| EXERCISE GOAL |
Would you restate, exactly as they appear, the lines from the one containing "What text is on this page?" through the end of the data below?

[Stored data entries]
* * *

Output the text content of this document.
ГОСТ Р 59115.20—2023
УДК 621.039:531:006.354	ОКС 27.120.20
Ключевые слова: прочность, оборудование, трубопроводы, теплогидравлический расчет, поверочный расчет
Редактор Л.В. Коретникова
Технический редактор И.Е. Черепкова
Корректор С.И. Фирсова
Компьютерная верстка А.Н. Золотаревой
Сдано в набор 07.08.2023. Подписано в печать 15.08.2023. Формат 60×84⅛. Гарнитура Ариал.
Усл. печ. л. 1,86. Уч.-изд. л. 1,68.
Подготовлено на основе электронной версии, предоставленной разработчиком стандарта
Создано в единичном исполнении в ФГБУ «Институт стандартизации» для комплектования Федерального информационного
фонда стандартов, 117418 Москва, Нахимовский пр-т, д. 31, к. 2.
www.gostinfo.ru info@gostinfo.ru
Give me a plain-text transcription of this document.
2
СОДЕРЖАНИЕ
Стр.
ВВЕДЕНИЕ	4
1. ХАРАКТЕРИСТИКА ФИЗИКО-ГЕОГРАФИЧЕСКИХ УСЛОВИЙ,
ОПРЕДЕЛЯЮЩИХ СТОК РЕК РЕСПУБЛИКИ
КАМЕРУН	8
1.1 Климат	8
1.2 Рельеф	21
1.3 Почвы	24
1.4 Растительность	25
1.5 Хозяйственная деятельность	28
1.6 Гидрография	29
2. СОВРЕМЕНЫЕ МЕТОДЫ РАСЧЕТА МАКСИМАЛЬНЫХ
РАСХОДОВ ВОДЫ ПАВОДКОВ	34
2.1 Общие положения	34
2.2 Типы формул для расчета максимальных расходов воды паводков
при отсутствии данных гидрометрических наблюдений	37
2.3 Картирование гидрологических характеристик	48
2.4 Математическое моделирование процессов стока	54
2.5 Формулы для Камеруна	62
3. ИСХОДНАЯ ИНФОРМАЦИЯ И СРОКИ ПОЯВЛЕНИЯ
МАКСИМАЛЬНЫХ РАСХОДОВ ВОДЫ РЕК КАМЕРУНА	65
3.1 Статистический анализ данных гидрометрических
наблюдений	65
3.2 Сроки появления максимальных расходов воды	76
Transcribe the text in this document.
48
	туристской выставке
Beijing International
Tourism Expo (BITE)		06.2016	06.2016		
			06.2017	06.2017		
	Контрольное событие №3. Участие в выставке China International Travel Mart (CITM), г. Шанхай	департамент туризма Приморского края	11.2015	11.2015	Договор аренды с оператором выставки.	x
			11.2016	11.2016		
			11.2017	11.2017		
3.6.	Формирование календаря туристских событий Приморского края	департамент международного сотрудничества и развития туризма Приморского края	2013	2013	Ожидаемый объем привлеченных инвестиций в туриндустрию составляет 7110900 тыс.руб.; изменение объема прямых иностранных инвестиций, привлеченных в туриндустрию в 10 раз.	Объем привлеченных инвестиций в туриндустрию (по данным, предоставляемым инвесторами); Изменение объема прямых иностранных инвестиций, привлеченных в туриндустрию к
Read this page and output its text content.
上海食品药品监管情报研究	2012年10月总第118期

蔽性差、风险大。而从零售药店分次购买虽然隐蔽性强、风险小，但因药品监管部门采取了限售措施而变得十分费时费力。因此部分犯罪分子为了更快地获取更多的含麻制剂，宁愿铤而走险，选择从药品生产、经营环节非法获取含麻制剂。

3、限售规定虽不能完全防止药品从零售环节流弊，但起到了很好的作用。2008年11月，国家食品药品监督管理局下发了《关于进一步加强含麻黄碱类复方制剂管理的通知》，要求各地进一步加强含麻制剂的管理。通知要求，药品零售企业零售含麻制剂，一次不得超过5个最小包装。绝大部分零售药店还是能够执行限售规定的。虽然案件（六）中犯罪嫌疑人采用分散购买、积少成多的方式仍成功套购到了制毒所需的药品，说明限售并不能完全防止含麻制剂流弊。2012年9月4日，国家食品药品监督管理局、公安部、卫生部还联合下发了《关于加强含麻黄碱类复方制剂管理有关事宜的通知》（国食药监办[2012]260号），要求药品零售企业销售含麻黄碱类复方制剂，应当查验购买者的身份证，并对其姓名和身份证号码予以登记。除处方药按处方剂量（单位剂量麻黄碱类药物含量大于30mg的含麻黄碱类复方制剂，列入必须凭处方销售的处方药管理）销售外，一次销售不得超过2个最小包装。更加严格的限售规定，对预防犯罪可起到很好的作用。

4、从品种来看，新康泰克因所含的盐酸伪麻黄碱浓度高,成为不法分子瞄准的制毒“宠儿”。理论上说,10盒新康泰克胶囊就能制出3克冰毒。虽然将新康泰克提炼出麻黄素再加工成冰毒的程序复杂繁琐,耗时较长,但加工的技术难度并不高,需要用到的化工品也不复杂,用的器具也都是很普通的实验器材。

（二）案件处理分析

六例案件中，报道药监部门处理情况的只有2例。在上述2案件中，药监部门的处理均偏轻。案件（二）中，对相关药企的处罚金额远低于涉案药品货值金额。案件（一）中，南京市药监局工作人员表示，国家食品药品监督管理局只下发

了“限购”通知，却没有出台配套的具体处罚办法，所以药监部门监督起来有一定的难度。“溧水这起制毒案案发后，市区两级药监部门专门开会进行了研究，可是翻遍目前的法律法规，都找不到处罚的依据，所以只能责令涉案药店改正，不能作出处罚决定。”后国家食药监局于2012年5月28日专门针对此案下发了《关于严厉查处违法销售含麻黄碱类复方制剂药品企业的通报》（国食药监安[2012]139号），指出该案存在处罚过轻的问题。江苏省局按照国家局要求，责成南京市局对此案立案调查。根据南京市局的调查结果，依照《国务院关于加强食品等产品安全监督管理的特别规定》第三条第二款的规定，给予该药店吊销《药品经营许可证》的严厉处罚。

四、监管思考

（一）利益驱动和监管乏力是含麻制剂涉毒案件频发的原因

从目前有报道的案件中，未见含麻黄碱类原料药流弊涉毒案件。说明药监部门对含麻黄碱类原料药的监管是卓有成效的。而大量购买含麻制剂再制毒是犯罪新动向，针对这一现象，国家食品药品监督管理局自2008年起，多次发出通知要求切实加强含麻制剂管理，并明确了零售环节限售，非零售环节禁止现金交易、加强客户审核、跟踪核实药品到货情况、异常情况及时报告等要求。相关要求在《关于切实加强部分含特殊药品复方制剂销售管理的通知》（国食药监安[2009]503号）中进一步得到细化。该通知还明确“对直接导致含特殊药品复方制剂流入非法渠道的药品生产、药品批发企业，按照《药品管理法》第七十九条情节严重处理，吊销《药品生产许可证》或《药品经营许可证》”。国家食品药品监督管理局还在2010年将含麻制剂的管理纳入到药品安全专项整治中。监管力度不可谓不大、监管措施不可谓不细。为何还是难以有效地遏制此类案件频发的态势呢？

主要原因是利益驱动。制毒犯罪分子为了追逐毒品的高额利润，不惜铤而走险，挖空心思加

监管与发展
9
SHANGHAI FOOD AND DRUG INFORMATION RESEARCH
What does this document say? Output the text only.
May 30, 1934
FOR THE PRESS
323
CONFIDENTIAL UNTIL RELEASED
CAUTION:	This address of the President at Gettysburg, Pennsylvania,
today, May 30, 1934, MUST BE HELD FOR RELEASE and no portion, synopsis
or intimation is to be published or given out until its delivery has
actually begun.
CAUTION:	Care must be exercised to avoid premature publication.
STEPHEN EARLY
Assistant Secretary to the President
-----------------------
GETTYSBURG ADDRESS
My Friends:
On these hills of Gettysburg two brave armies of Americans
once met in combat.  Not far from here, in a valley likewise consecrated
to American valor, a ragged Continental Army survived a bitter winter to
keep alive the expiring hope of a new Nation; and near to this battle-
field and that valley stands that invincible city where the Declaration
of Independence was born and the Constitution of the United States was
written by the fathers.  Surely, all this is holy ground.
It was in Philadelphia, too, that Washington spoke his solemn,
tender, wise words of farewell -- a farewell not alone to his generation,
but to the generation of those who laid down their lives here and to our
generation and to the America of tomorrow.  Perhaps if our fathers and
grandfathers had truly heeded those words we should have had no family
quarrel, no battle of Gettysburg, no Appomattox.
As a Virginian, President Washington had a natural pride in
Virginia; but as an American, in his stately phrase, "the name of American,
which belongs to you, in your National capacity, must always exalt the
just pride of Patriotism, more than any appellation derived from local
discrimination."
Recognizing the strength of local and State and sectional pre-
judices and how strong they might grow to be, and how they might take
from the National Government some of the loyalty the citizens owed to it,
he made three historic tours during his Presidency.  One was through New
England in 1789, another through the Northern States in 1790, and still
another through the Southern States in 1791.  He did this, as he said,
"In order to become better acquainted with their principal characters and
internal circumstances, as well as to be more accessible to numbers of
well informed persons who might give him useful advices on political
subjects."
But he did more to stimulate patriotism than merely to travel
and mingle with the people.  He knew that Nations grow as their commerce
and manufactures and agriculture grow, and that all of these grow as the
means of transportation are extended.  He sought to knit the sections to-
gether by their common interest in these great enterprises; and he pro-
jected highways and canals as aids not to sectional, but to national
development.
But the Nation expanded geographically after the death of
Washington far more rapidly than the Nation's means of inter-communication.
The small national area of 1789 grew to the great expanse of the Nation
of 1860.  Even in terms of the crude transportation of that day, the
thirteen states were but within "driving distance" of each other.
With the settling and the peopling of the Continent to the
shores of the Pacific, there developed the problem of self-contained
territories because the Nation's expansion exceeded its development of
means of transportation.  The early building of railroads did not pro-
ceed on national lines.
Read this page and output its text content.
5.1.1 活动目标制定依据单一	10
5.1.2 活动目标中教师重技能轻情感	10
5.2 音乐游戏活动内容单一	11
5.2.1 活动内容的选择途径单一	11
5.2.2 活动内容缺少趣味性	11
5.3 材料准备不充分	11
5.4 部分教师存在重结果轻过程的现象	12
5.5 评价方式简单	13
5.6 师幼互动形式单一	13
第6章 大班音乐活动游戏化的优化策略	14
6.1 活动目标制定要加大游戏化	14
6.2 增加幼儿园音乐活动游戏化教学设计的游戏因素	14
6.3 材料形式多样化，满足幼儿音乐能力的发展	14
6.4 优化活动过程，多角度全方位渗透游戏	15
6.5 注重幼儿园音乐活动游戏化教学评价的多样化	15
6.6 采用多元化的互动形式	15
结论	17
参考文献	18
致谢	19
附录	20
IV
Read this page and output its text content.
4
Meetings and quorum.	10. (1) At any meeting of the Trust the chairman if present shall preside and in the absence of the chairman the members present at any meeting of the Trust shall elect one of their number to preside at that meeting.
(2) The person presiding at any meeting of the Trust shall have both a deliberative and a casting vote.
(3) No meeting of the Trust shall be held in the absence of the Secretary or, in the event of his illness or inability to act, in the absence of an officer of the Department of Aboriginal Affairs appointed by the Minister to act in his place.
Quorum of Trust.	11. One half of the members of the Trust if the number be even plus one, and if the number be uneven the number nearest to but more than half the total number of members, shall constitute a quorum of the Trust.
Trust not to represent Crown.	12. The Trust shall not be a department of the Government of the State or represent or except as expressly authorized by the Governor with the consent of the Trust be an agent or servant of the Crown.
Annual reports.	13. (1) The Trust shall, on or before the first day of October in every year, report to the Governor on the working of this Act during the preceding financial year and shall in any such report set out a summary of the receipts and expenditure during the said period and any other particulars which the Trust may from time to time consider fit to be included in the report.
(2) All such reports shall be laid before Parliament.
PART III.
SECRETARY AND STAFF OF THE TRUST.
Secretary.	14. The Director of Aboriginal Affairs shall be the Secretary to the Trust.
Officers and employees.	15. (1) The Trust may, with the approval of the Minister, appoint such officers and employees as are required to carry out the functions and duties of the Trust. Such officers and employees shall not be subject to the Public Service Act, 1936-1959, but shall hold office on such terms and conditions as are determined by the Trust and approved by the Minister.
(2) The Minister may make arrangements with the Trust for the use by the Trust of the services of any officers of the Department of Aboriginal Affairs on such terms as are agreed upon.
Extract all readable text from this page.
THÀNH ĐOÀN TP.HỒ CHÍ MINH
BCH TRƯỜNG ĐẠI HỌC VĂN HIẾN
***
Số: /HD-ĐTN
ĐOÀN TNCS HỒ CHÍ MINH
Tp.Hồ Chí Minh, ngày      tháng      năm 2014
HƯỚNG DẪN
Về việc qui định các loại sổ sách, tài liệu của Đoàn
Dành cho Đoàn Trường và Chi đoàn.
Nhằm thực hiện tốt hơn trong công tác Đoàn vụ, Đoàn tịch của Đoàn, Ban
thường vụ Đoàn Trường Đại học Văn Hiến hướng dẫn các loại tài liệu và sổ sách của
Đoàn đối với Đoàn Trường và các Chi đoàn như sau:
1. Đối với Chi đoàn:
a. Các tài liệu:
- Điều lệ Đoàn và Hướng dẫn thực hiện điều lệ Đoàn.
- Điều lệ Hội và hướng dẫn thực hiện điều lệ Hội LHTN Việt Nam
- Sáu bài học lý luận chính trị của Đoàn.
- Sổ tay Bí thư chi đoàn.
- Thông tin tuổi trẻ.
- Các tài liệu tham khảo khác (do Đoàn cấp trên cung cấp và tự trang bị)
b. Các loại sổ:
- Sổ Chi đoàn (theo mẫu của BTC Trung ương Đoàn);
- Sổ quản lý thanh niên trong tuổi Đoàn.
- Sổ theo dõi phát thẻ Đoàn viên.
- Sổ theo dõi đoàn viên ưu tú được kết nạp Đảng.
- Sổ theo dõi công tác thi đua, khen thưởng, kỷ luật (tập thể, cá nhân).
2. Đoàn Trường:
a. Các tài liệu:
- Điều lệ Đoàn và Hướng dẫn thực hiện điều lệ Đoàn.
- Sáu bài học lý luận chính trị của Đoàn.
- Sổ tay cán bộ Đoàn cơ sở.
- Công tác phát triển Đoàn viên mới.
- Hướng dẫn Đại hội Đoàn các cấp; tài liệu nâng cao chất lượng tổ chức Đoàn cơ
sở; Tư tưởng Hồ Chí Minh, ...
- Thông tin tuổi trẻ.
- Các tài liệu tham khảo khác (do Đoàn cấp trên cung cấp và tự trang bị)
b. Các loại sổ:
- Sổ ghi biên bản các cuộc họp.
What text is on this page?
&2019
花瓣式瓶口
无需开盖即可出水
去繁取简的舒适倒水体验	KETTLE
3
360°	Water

* * *

| FINISHED TASK |
What text is on this page?
&2019
花瓣式瓶口
无需开盖即可出水
去繁取简的舒适倒水体验	KETTLE
3
360°	Water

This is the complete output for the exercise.